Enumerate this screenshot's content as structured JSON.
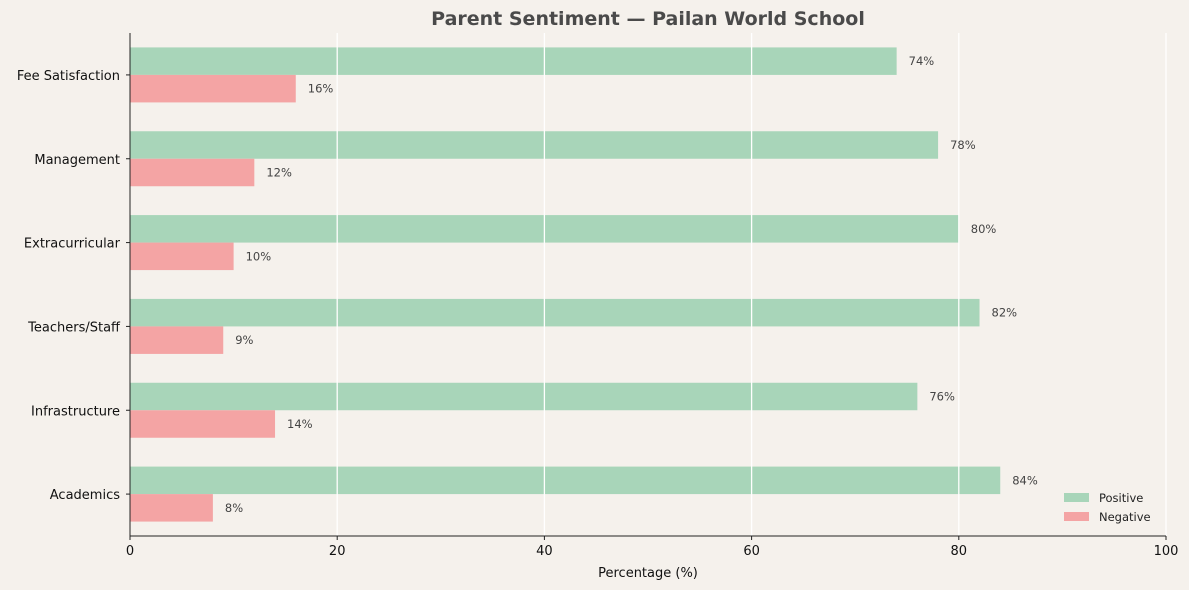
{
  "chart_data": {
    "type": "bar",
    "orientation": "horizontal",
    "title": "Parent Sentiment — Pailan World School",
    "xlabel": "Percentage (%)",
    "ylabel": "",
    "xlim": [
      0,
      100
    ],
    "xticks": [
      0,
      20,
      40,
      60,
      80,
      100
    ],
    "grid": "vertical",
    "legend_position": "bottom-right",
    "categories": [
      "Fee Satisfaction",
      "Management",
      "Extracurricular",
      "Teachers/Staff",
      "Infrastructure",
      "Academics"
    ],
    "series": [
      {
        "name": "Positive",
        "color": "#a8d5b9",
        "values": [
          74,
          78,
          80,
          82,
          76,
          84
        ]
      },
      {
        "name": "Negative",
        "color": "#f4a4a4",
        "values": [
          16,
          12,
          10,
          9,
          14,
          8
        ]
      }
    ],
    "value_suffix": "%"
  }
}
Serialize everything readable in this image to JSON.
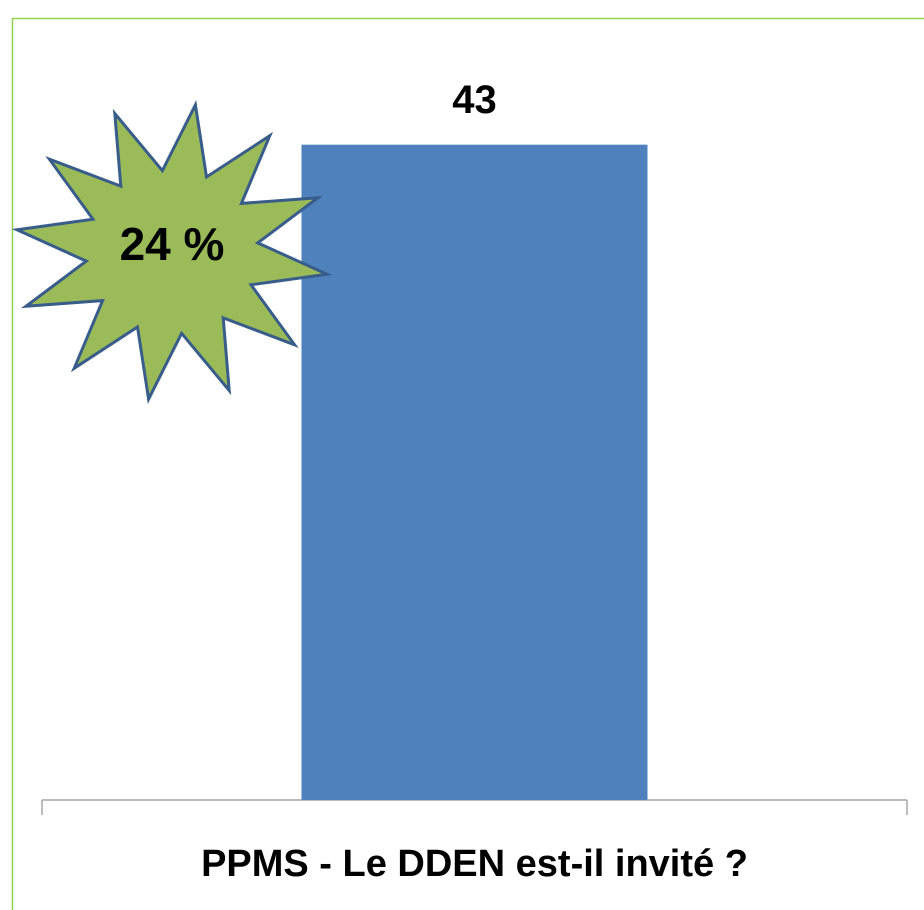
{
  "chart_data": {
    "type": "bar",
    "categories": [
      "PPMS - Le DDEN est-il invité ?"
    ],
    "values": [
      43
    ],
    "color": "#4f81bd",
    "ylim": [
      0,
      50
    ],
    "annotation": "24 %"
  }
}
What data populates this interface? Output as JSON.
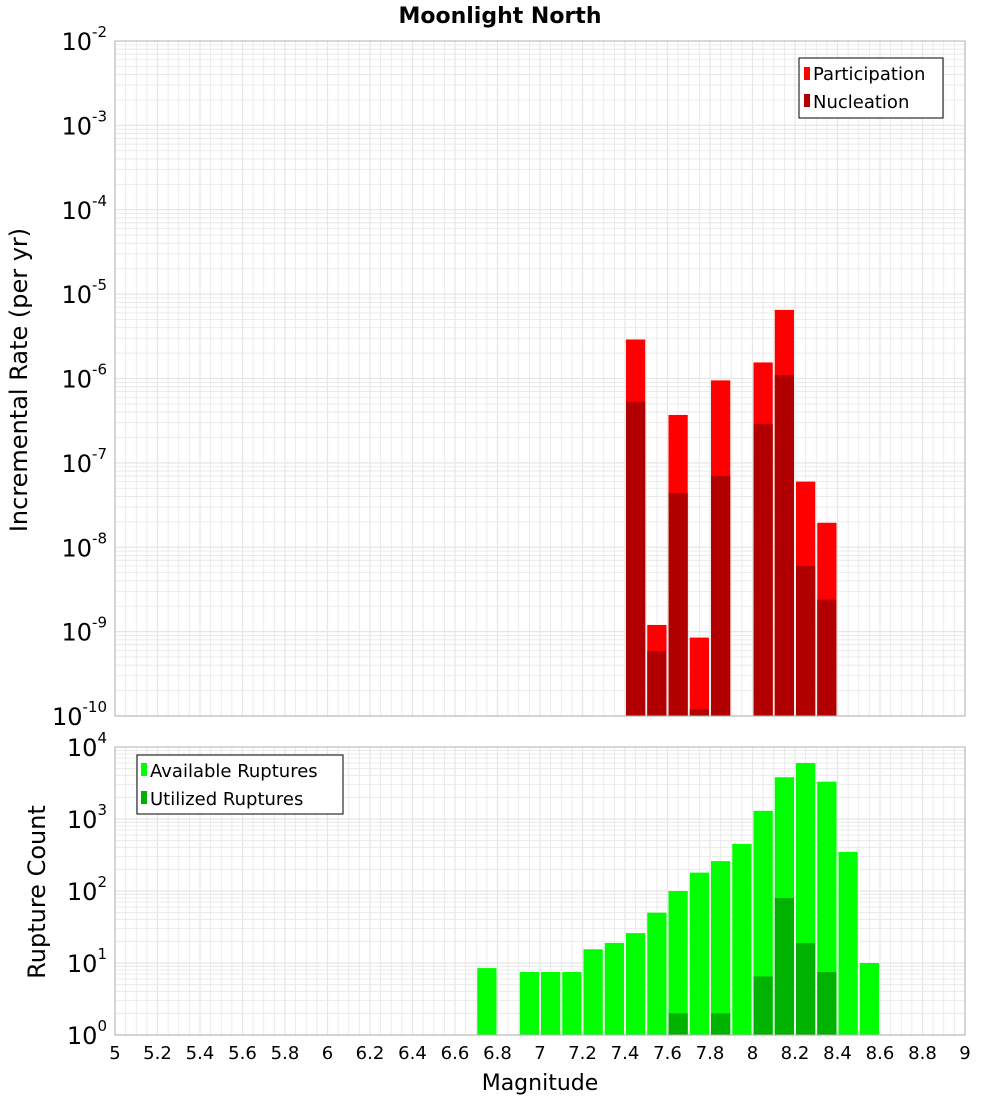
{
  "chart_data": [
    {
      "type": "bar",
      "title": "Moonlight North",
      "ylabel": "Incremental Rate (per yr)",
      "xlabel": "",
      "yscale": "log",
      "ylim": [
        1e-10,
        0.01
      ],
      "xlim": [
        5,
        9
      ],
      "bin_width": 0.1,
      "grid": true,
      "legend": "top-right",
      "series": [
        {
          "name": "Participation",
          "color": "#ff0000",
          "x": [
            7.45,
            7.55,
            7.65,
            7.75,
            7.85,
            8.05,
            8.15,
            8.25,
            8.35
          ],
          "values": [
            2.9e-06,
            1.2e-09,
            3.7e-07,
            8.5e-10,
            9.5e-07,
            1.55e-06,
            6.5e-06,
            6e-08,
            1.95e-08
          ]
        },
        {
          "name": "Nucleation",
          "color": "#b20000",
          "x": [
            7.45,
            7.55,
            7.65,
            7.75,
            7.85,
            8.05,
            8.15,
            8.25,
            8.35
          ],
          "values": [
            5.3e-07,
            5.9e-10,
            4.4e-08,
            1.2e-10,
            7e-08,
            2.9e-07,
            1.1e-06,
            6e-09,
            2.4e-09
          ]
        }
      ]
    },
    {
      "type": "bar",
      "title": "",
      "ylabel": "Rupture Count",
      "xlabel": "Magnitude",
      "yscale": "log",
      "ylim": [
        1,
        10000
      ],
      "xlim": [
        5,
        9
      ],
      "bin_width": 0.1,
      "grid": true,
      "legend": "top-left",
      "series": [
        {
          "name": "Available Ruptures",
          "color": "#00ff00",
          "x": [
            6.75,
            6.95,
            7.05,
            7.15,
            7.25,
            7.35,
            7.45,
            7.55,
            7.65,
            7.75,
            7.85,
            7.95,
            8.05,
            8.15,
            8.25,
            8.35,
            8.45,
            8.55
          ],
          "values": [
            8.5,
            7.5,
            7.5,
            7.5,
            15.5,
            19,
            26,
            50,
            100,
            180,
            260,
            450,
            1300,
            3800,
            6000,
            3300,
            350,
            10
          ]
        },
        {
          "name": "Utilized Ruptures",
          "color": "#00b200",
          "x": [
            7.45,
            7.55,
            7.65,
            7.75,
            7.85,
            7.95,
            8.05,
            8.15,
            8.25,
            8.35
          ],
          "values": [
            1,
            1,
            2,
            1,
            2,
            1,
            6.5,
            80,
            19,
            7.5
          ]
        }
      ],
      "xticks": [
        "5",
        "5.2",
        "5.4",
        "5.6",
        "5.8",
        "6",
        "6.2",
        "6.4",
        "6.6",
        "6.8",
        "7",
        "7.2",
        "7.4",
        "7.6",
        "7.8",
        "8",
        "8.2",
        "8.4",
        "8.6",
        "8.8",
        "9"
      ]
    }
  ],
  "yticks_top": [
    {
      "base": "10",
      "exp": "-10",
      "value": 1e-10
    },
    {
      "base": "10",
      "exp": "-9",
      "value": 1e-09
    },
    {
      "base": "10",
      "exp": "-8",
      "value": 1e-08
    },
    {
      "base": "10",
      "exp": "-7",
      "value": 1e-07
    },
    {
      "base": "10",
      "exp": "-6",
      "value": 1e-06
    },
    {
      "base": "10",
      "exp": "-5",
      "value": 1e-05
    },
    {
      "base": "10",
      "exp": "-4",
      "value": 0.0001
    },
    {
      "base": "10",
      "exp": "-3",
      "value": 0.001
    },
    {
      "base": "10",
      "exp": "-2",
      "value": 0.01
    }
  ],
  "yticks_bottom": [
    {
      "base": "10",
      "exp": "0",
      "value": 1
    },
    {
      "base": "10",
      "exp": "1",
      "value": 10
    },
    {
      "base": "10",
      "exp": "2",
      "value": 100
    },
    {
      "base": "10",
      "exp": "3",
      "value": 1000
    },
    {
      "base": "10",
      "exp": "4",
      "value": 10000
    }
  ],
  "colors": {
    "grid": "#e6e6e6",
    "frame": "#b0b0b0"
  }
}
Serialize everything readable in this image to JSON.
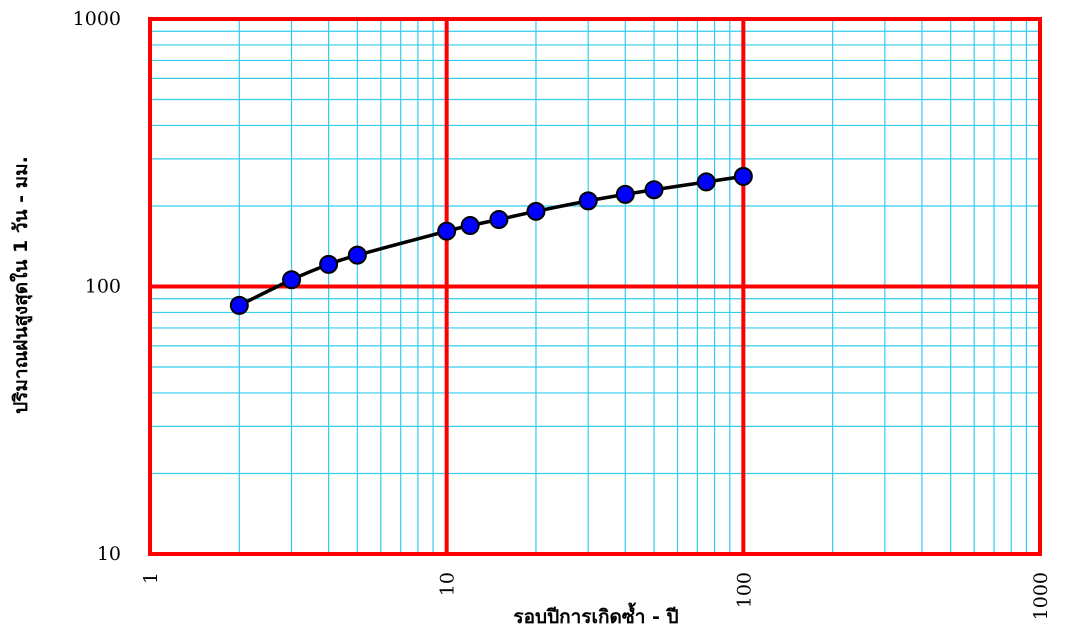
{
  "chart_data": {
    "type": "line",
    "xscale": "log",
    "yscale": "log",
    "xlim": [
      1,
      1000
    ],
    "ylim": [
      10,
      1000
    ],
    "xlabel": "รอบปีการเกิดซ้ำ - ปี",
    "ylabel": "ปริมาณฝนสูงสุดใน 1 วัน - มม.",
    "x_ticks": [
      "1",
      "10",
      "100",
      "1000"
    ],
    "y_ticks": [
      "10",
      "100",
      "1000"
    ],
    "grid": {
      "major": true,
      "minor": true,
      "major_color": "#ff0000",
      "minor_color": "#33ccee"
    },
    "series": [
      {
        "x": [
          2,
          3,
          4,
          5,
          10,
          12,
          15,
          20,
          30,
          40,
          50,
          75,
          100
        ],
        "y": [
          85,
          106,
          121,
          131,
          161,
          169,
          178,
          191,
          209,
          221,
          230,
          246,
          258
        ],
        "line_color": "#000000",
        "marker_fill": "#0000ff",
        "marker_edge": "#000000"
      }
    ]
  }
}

——————————

◆ Exercise: Copy the data character for character, but drop all pictures from the copy.

◆ In response:
Enumerate this screenshot's content as structured JSON.
{
  "chart_data": {
    "type": "bar",
    "orientation": "horizontal",
    "title": "Parent Sentiment — Pailan World School",
    "xlabel": "Percentage (%)",
    "ylabel": "",
    "xlim": [
      0,
      100
    ],
    "xticks": [
      0,
      20,
      40,
      60,
      80,
      100
    ],
    "grid": "vertical",
    "legend_position": "bottom-right",
    "categories": [
      "Fee Satisfaction",
      "Management",
      "Extracurricular",
      "Teachers/Staff",
      "Infrastructure",
      "Academics"
    ],
    "series": [
      {
        "name": "Positive",
        "color": "#a8d5b9",
        "values": [
          74,
          78,
          80,
          82,
          76,
          84
        ]
      },
      {
        "name": "Negative",
        "color": "#f4a4a4",
        "values": [
          16,
          12,
          10,
          9,
          14,
          8
        ]
      }
    ],
    "value_suffix": "%"
  }
}
Serialize everything readable in this image to JSON.
{
  "chart_data": {
    "type": "bar",
    "categories": [
      "PPMS - Le DDEN est-il invité ?"
    ],
    "values": [
      43
    ],
    "color": "#4f81bd",
    "ylim": [
      0,
      50
    ],
    "annotation": "24 %"
  }
}
What data populates this interface? Output as JSON.
{
  "chart_data": [
    {
      "type": "bar",
      "title": "Moonlight North",
      "ylabel": "Incremental Rate (per yr)",
      "xlabel": "",
      "yscale": "log",
      "ylim": [
        1e-10,
        0.01
      ],
      "xlim": [
        5,
        9
      ],
      "bin_width": 0.1,
      "grid": true,
      "legend": "top-right",
      "series": [
        {
          "name": "Participation",
          "color": "#ff0000",
          "x": [
            7.45,
            7.55,
            7.65,
            7.75,
            7.85,
            8.05,
            8.15,
            8.25,
            8.35
          ],
          "values": [
            2.9e-06,
            1.2e-09,
            3.7e-07,
            8.5e-10,
            9.5e-07,
            1.55e-06,
            6.5e-06,
            6e-08,
            1.95e-08
          ]
        },
        {
          "name": "Nucleation",
          "color": "#b20000",
          "x": [
            7.45,
            7.55,
            7.65,
            7.75,
            7.85,
            8.05,
            8.15,
            8.25,
            8.35
          ],
          "values": [
            5.3e-07,
            5.9e-10,
            4.4e-08,
            1.2e-10,
            7e-08,
            2.9e-07,
            1.1e-06,
            6e-09,
            2.4e-09
          ]
        }
      ]
    },
    {
      "type": "bar",
      "title": "",
      "ylabel": "Rupture Count",
      "xlabel": "Magnitude",
      "yscale": "log",
      "ylim": [
        1,
        10000
      ],
      "xlim": [
        5,
        9
      ],
      "bin_width": 0.1,
      "grid": true,
      "legend": "top-left",
      "series": [
        {
          "name": "Available Ruptures",
          "color": "#00ff00",
          "x": [
            6.75,
            6.95,
            7.05,
            7.15,
            7.25,
            7.35,
            7.45,
            7.55,
            7.65,
            7.75,
            7.85,
            7.95,
            8.05,
            8.15,
            8.25,
            8.35,
            8.45,
            8.55
          ],
          "values": [
            8.5,
            7.5,
            7.5,
            7.5,
            15.5,
            19,
            26,
            50,
            100,
            180,
            260,
            450,
            1300,
            3800,
            6000,
            3300,
            350,
            10
          ]
        },
        {
          "name": "Utilized Ruptures",
          "color": "#00b200",
          "x": [
            7.45,
            7.55,
            7.65,
            7.75,
            7.85,
            7.95,
            8.05,
            8.15,
            8.25,
            8.35
          ],
          "values": [
            1,
            1,
            2,
            1,
            2,
            1,
            6.5,
            80,
            19,
            7.5
          ]
        }
      ],
      "xticks": [
        "5",
        "5.2",
        "5.4",
        "5.6",
        "5.8",
        "6",
        "6.2",
        "6.4",
        "6.6",
        "6.8",
        "7",
        "7.2",
        "7.4",
        "7.6",
        "7.8",
        "8",
        "8.2",
        "8.4",
        "8.6",
        "8.8",
        "9"
      ]
    }
  ],
  "yticks_top": [
    {
      "base": "10",
      "exp": "-10",
      "value": 1e-10
    },
    {
      "base": "10",
      "exp": "-9",
      "value": 1e-09
    },
    {
      "base": "10",
      "exp": "-8",
      "value": 1e-08
    },
    {
      "base": "10",
      "exp": "-7",
      "value": 1e-07
    },
    {
      "base": "10",
      "exp": "-6",
      "value": 1e-06
    },
    {
      "base": "10",
      "exp": "-5",
      "value": 1e-05
    },
    {
      "base": "10",
      "exp": "-4",
      "value": 0.0001
    },
    {
      "base": "10",
      "exp": "-3",
      "value": 0.001
    },
    {
      "base": "10",
      "exp": "-2",
      "value": 0.01
    }
  ],
  "yticks_bottom": [
    {
      "base": "10",
      "exp": "0",
      "value": 1
    },
    {
      "base": "10",
      "exp": "1",
      "value": 10
    },
    {
      "base": "10",
      "exp": "2",
      "value": 100
    },
    {
      "base": "10",
      "exp": "3",
      "value": 1000
    },
    {
      "base": "10",
      "exp": "4",
      "value": 10000
    }
  ],
  "colors": {
    "grid": "#e6e6e6",
    "frame": "#b0b0b0"
  }
}
Serialize everything readable in this image to JSON.
{
  "chart_data": {
    "type": "line",
    "xscale": "log",
    "yscale": "log",
    "xlim": [
      1,
      1000
    ],
    "ylim": [
      10,
      1000
    ],
    "xlabel": "รอบปีการเกิดซ้ำ - ปี",
    "ylabel": "ปริมาณฝนสูงสุดใน 1 วัน - มม.",
    "x_ticks": [
      "1",
      "10",
      "100",
      "1000"
    ],
    "y_ticks": [
      "10",
      "100",
      "1000"
    ],
    "grid": {
      "major": true,
      "minor": true,
      "major_color": "#ff0000",
      "minor_color": "#33ccee"
    },
    "series": [
      {
        "x": [
          2,
          3,
          4,
          5,
          10,
          12,
          15,
          20,
          30,
          40,
          50,
          75,
          100
        ],
        "y": [
          85,
          106,
          121,
          131,
          161,
          169,
          178,
          191,
          209,
          221,
          230,
          246,
          258
        ],
        "line_color": "#000000",
        "marker_fill": "#0000ff",
        "marker_edge": "#000000"
      }
    ]
  }
}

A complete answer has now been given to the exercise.